[Dataset listings of figures]
---+---

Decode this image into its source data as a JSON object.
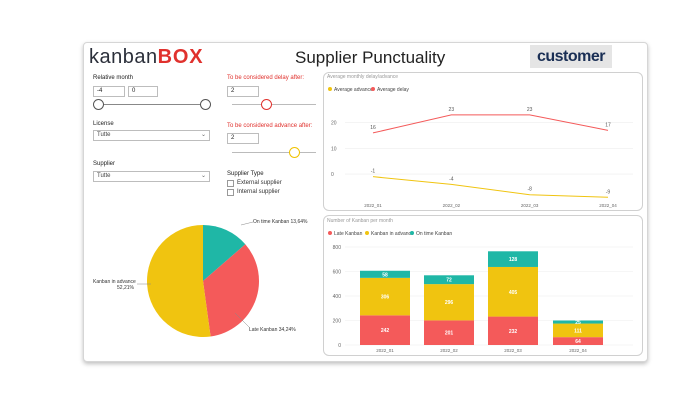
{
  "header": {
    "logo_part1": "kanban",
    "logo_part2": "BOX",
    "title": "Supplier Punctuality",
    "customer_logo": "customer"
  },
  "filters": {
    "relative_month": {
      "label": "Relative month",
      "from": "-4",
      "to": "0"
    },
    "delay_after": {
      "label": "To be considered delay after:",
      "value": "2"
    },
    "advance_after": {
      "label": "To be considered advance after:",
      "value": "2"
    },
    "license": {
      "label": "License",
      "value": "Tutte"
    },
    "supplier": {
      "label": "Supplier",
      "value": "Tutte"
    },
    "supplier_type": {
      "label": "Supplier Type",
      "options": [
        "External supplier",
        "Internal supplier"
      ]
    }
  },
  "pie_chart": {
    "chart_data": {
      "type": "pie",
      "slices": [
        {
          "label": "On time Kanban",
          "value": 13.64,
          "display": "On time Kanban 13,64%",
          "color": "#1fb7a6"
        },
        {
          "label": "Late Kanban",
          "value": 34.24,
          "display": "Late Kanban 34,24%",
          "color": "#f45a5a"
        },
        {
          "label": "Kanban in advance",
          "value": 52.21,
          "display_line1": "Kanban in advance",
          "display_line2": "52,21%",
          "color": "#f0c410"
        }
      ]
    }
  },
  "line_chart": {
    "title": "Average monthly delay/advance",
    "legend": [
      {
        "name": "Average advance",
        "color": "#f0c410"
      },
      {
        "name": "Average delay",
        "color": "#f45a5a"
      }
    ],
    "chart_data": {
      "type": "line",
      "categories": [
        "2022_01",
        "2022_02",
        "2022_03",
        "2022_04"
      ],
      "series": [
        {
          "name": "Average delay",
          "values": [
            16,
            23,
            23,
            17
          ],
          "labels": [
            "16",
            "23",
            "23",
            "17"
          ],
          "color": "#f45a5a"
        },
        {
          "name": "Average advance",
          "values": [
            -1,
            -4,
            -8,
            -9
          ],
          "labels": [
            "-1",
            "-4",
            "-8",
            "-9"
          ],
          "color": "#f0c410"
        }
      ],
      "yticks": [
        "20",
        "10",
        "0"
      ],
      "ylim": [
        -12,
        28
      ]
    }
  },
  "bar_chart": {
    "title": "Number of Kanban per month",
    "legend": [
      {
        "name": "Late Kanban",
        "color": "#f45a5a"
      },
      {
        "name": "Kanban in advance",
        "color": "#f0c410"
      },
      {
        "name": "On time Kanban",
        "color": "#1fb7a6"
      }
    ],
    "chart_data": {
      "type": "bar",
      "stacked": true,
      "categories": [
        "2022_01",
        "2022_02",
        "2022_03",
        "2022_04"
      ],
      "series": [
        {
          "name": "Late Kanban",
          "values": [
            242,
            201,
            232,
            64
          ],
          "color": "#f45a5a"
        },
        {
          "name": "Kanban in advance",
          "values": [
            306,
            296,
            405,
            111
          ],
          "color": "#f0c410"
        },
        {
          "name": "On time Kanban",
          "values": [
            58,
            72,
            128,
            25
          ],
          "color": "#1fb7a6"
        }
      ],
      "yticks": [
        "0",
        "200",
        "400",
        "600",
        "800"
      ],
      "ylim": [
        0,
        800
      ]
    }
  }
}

---+---

**Directions for this task:** Collect each line of the entries that has the word "name", copying it in full.

**Solved exercise:**
        "name": "Average advance",
        "name": "Average delay",
          "name": "Average delay",
          "name": "Average advance",
        "name": "Late Kanban",
        "name": "Kanban in advance",
        "name": "On time Kanban",
          "name": "Late Kanban",
          "name": "Kanban in advance",
          "name": "On time Kanban",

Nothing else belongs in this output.